[Data listing]
[Start]
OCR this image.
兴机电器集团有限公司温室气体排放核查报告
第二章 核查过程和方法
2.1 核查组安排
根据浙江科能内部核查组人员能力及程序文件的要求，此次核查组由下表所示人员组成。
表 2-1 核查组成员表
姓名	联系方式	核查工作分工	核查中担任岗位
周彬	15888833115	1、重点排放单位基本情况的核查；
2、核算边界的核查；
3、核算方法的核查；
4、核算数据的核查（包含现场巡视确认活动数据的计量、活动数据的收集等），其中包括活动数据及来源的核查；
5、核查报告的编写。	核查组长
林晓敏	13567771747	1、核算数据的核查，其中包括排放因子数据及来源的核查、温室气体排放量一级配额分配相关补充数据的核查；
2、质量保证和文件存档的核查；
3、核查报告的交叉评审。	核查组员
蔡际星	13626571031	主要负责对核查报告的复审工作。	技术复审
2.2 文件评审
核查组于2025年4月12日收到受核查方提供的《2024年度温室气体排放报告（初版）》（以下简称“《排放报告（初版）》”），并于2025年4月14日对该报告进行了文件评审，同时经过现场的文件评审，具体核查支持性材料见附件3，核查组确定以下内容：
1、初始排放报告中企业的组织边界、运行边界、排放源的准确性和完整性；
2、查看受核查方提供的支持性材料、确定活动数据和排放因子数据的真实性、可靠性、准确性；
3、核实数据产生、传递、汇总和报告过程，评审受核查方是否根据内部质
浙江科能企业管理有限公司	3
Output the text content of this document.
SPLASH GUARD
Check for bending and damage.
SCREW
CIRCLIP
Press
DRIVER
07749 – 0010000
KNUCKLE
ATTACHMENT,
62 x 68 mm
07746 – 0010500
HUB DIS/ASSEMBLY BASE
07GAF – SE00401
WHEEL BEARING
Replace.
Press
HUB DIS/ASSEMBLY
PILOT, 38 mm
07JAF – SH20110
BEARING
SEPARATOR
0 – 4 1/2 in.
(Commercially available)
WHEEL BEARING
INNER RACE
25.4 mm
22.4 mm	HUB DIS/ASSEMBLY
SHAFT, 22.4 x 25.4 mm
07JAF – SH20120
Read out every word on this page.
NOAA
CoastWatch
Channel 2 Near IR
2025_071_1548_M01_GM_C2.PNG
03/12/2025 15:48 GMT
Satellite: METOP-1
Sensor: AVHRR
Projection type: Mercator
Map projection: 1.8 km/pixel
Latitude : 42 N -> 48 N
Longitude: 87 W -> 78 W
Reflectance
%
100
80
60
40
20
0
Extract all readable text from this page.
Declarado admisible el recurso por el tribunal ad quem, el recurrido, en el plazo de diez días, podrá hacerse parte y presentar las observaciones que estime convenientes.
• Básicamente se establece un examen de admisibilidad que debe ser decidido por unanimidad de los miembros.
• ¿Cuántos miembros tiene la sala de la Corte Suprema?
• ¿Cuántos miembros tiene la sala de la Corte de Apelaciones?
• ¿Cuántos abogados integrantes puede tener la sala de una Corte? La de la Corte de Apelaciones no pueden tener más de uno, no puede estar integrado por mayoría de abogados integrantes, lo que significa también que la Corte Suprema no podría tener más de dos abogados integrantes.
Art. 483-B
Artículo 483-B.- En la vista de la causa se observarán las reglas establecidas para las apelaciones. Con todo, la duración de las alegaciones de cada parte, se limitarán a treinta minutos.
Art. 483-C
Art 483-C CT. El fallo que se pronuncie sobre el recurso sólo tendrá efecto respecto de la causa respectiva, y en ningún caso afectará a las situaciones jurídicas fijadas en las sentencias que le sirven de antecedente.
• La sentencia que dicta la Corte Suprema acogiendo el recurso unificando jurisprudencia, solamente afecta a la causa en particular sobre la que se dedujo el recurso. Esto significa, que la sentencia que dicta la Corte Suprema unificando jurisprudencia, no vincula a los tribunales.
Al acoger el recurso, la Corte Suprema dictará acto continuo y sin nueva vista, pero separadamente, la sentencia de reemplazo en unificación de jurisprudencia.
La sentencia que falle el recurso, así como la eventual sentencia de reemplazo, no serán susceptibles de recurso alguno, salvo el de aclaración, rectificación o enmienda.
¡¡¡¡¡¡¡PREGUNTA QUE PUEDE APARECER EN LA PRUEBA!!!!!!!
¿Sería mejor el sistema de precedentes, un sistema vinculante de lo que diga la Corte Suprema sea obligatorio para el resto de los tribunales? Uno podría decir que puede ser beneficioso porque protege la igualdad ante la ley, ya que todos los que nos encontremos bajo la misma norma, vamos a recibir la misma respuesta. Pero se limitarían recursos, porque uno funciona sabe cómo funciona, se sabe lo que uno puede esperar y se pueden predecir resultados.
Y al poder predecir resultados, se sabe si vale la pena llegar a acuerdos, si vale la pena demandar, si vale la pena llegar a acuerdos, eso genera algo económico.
[End]
### Set exercise
Copy each line of the listing that includes "causa".

### Final result
Artículo 483-B.- En la vista de la causa se observarán las reglas establecidas para las apelaciones. Con todo, la duración de las alegaciones de cada parte, se limitarán a treinta minutos.
Art 483-C CT. El fallo que se pronuncie sobre el recurso sólo tendrá efecto respecto de la causa respectiva, y en ningún caso afectará a las situaciones jurídicas fijadas en las sentencias que le sirven de antecedente.
• La sentencia que dicta la Corte Suprema acogiendo el recurso unificando jurisprudencia, solamente afecta a la causa en particular sobre la que se dedujo el recurso. Esto significa, que la sentencia que dicta la Corte Suprema unificando jurisprudencia, no vincula a los tribunales.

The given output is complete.